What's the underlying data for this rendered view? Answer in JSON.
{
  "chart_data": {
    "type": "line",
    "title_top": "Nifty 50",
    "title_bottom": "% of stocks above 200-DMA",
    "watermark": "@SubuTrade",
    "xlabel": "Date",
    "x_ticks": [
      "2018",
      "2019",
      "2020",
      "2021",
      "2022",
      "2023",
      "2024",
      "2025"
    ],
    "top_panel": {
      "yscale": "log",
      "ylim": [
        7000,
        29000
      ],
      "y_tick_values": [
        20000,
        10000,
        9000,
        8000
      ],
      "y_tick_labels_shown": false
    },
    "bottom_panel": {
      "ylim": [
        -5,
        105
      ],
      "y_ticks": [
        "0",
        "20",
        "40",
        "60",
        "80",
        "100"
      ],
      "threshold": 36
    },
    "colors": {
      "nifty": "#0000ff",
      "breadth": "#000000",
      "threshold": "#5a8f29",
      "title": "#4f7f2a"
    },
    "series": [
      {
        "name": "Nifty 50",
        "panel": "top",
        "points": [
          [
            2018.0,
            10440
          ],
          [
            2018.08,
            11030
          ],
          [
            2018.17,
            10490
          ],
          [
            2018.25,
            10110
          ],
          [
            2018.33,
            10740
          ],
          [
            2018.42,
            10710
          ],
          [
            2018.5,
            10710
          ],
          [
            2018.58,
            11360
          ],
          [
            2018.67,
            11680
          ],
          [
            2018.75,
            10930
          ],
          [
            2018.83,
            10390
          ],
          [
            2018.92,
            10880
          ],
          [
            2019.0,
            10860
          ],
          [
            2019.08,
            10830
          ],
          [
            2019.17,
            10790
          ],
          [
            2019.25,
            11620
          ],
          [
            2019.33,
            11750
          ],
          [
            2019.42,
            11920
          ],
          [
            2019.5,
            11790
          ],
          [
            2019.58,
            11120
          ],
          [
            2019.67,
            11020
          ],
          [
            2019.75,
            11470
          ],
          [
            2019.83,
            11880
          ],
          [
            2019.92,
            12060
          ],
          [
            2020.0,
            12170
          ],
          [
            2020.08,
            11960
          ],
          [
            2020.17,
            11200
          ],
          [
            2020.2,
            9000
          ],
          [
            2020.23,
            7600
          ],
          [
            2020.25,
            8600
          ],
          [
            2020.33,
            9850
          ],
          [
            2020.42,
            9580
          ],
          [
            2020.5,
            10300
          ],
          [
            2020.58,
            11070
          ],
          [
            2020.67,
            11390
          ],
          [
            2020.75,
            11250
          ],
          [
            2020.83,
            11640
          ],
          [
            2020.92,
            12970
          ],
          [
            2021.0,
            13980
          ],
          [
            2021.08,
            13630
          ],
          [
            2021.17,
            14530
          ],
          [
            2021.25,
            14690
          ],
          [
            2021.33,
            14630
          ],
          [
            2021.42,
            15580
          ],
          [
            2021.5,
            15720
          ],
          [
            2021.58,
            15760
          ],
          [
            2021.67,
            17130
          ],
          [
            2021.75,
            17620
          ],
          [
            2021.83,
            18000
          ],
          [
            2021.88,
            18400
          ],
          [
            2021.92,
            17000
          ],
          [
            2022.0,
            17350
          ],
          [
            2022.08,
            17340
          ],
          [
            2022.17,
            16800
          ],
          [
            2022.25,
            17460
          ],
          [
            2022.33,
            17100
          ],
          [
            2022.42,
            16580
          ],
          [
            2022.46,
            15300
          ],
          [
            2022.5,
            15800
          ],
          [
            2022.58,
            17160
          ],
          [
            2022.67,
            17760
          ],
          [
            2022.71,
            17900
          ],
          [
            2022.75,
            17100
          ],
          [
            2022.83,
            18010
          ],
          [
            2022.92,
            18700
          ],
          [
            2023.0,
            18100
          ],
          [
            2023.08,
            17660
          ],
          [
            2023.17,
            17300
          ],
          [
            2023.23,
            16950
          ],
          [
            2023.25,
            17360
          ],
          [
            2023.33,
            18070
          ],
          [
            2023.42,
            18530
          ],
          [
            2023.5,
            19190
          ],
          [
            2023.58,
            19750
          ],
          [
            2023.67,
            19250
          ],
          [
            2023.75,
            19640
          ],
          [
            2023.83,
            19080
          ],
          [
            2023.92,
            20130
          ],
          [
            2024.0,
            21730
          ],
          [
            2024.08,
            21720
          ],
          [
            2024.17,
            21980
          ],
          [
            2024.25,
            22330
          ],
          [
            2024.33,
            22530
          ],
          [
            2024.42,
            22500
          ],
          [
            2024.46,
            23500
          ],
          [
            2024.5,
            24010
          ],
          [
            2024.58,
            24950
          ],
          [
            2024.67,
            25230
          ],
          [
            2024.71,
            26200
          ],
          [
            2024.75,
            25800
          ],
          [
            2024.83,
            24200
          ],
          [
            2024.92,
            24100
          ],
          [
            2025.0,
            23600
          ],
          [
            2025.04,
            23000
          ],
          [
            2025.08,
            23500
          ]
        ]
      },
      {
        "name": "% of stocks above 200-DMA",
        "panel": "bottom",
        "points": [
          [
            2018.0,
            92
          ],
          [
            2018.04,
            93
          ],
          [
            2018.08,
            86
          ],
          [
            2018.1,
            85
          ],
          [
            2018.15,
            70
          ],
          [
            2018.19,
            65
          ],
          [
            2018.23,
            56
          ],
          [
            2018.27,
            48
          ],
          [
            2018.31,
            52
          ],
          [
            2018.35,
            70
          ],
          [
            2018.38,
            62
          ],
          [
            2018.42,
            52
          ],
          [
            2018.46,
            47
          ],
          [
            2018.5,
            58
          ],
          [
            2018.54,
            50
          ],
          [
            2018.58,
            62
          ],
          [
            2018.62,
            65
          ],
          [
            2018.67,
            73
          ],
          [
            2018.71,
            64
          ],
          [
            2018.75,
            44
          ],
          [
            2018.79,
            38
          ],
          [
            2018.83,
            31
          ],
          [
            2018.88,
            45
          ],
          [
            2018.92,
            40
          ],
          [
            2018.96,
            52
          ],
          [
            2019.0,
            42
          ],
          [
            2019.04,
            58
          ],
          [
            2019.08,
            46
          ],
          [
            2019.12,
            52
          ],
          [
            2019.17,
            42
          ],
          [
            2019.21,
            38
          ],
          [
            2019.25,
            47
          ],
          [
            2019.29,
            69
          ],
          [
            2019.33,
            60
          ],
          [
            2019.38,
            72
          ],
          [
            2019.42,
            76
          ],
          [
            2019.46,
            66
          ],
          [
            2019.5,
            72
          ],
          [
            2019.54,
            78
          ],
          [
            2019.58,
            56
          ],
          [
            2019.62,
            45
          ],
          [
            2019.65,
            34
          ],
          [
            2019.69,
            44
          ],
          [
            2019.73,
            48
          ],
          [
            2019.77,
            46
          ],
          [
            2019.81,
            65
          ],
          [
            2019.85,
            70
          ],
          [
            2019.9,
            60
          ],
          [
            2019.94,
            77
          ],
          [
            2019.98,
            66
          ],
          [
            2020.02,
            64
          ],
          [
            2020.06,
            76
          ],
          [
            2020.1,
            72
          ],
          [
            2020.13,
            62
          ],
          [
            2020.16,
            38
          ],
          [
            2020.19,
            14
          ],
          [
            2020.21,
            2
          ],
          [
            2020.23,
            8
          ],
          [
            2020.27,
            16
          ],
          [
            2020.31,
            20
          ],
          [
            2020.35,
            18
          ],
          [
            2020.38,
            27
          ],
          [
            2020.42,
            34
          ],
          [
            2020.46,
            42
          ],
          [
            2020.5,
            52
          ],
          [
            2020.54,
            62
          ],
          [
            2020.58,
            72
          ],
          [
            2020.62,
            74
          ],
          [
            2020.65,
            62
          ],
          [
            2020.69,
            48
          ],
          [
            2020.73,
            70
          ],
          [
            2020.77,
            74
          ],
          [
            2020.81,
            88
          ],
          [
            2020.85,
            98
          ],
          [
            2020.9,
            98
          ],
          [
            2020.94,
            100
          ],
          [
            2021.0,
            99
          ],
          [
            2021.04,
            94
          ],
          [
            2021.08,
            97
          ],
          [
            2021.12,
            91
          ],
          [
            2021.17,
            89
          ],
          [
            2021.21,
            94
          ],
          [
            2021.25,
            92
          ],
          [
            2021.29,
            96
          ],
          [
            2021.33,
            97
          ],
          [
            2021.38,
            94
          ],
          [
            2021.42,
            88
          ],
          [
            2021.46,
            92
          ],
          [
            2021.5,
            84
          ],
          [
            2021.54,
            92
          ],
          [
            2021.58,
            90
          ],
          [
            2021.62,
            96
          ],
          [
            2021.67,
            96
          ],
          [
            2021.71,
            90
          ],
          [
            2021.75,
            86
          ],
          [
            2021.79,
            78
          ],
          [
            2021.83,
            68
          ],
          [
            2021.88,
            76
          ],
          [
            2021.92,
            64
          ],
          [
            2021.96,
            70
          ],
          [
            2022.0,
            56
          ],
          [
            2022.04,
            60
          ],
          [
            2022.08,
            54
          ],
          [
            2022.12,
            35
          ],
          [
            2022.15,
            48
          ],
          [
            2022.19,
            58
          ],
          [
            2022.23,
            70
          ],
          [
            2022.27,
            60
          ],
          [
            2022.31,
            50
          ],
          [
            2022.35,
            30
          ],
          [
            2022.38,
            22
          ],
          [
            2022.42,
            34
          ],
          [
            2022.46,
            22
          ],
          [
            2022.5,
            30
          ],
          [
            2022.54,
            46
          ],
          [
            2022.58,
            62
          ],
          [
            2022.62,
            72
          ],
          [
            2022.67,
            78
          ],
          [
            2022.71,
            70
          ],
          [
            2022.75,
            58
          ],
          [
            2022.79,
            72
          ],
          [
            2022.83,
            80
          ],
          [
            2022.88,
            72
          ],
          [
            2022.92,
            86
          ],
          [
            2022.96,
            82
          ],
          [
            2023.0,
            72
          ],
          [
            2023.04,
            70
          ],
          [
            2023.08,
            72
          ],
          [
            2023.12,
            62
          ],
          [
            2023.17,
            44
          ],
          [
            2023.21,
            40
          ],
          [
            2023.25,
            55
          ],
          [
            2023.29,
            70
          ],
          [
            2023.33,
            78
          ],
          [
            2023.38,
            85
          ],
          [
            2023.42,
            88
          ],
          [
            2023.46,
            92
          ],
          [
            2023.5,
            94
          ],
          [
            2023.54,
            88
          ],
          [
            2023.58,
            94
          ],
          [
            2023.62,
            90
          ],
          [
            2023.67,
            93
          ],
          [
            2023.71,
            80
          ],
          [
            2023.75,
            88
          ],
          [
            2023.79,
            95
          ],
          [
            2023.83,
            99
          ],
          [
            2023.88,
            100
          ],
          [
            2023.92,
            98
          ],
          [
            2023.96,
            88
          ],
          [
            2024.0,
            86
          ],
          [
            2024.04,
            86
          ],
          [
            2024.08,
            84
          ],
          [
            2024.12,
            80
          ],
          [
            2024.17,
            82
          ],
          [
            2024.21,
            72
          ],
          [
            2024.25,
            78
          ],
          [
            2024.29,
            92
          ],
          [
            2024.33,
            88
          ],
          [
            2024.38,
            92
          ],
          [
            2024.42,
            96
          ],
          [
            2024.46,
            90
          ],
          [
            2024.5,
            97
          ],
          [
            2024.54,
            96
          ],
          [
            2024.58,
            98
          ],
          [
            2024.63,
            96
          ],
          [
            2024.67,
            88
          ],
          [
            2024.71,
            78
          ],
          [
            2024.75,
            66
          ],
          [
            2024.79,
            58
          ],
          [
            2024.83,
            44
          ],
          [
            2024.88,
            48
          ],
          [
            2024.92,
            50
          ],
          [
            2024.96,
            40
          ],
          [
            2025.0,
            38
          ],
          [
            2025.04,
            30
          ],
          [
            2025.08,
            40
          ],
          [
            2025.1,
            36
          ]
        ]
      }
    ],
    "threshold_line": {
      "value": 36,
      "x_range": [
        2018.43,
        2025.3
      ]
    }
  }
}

++++++++++

■ TASK DESCRIPTION
Only the number is wanted: how many lines in the entries above contain the word "name"?

■ OUTPUT FOR THIS EXERCISE
2